» Your goal
All lines from the one containing "Give me the" through the last line of the listing below are to be copied exactly. Exclude the pictures.
*** Data shown
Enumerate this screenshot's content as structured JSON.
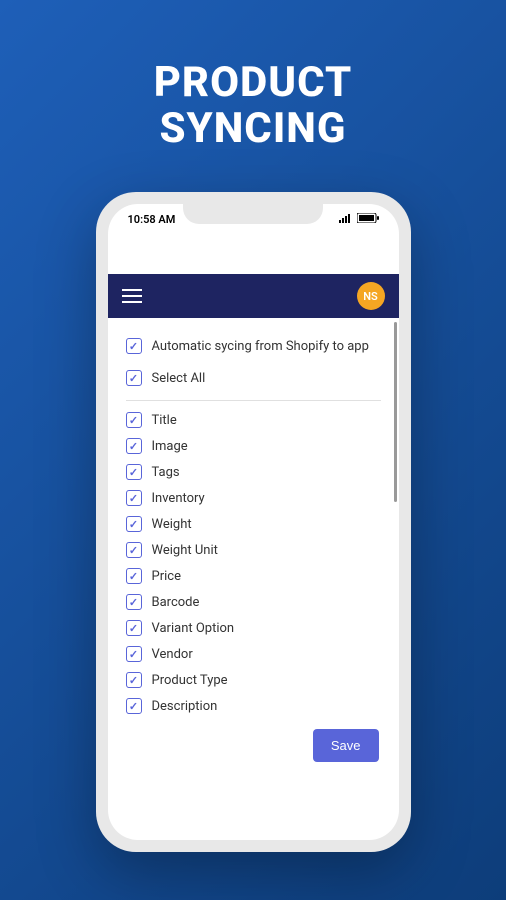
{
  "hero": {
    "title_line1": "PRODUCT",
    "title_line2": "SYNCING"
  },
  "statusBar": {
    "time": "10:58 AM"
  },
  "header": {
    "avatar_initials": "NS"
  },
  "content": {
    "automatic_sync": {
      "label": "Automatic sycing from Shopify to app",
      "checked": true
    },
    "select_all": {
      "label": "Select All",
      "checked": true
    },
    "items": [
      {
        "label": "Title",
        "checked": true
      },
      {
        "label": "Image",
        "checked": true
      },
      {
        "label": "Tags",
        "checked": true
      },
      {
        "label": "Inventory",
        "checked": true
      },
      {
        "label": "Weight",
        "checked": true
      },
      {
        "label": "Weight Unit",
        "checked": true
      },
      {
        "label": "Price",
        "checked": true
      },
      {
        "label": "Barcode",
        "checked": true
      },
      {
        "label": "Variant Option",
        "checked": true
      },
      {
        "label": "Vendor",
        "checked": true
      },
      {
        "label": "Product Type",
        "checked": true
      },
      {
        "label": "Description",
        "checked": true
      }
    ],
    "save_label": "Save"
  }
}
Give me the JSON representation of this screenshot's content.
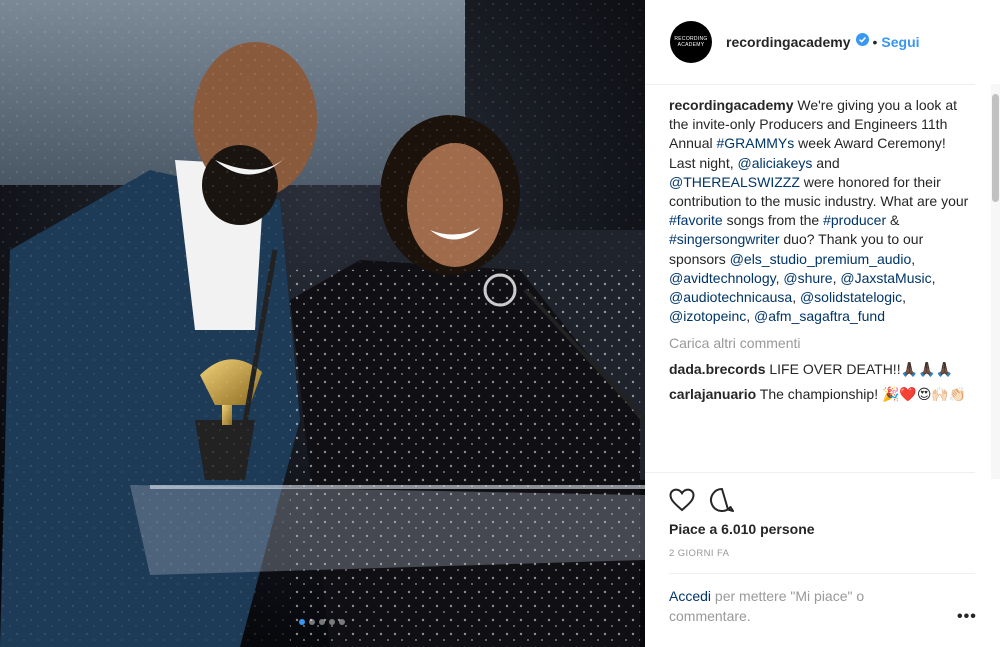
{
  "account": {
    "username": "recordingacademy",
    "avatar_text": "RECORDING ACADEMY",
    "verified_icon": "verified-badge-icon",
    "separator": "•",
    "follow_label": "Segui"
  },
  "caption": {
    "username": "recordingacademy",
    "text_1": " We're giving you a look at the invite-only Producers and Engineers 11th Annual ",
    "tag_1": "#GRAMMYs",
    "text_2": " week Award Ceremony! Last night, ",
    "tag_2": "@aliciakeys",
    "text_3": " and ",
    "tag_3": "@THEREALSWIZZZ",
    "text_4": " were honored for their contribution to the music industry. What are your ",
    "tag_4": "#favorite",
    "text_5": " songs from the ",
    "tag_5": "#producer",
    "text_6": " & ",
    "tag_6": "#singersongwriter",
    "text_7": " duo? Thank you to our sponsors ",
    "tag_7": "@els_studio_premium_audio",
    "text_8": ", ",
    "tag_8": "@avidtechnology",
    "text_9": ", ",
    "tag_9": "@shure",
    "text_10": ", ",
    "tag_10": "@JaxstaMusic",
    "text_11": ", ",
    "tag_11": "@audiotechnicausa",
    "text_12": ", ",
    "tag_12": "@solidstatelogic",
    "text_13": ", ",
    "tag_13": "@izotopeinc",
    "text_14": ", ",
    "tag_14": "@afm_sagaftra_fund"
  },
  "load_more_label": "Carica altri commenti",
  "comments": [
    {
      "username": "dada.brecords",
      "text": "LIFE OVER DEATH!!🙏🏿🙏🏿🙏🏿"
    },
    {
      "username": "carlajanuario",
      "text": "The championship! 🎉❤️😍🙌🏻👏🏻"
    }
  ],
  "actions": {
    "like_icon": "heart-icon",
    "comment_icon": "comment-icon",
    "likes_text": "Piace a 6.010 persone",
    "timestamp": "2 GIORNI FA"
  },
  "login": {
    "link": "Accedi",
    "text": " per mettere \"Mi piace\" o commentare."
  },
  "more_label": "•••",
  "carousel": {
    "count": 5,
    "active": 1
  },
  "colors": {
    "link": "#3897f0",
    "tag": "#003569",
    "muted": "#999999"
  }
}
******
» Response below
Give me the JSON representation of this screenshot's content.
{
  "account": {
    "username": "recordingacademy",
    "avatar_text": "RECORDING ACADEMY",
    "verified_icon": "verified-badge-icon",
    "separator": "•",
    "follow_label": "Segui"
  },
  "caption": {
    "username": "recordingacademy",
    "text_1": " We're giving you a look at the invite-only Producers and Engineers 11th Annual ",
    "tag_1": "#GRAMMYs",
    "text_2": " week Award Ceremony! Last night, ",
    "tag_2": "@aliciakeys",
    "text_3": " and ",
    "tag_3": "@THEREALSWIZZZ",
    "text_4": " were honored for their contribution to the music industry. What are your ",
    "tag_4": "#favorite",
    "text_5": " songs from the ",
    "tag_5": "#producer",
    "text_6": " & ",
    "tag_6": "#singersongwriter",
    "text_7": " duo? Thank you to our sponsors ",
    "tag_7": "@els_studio_premium_audio",
    "text_8": ", ",
    "tag_8": "@avidtechnology",
    "text_9": ", ",
    "tag_9": "@shure",
    "text_10": ", ",
    "tag_10": "@JaxstaMusic",
    "text_11": ", ",
    "tag_11": "@audiotechnicausa",
    "text_12": ", ",
    "tag_12": "@solidstatelogic",
    "text_13": ", ",
    "tag_13": "@izotopeinc",
    "text_14": ", ",
    "tag_14": "@afm_sagaftra_fund"
  },
  "load_more_label": "Carica altri commenti",
  "comments": [
    {
      "username": "dada.brecords",
      "text": "LIFE OVER DEATH!!🙏🏿🙏🏿🙏🏿"
    },
    {
      "username": "carlajanuario",
      "text": "The championship! 🎉❤️😍🙌🏻👏🏻"
    }
  ],
  "actions": {
    "like_icon": "heart-icon",
    "comment_icon": "comment-icon",
    "likes_text": "Piace a 6.010 persone",
    "timestamp": "2 GIORNI FA"
  },
  "login": {
    "link": "Accedi",
    "text": " per mettere \"Mi piace\" o commentare."
  },
  "more_label": "•••",
  "carousel": {
    "count": 5,
    "active": 1
  },
  "colors": {
    "link": "#3897f0",
    "tag": "#003569",
    "muted": "#999999"
  }
}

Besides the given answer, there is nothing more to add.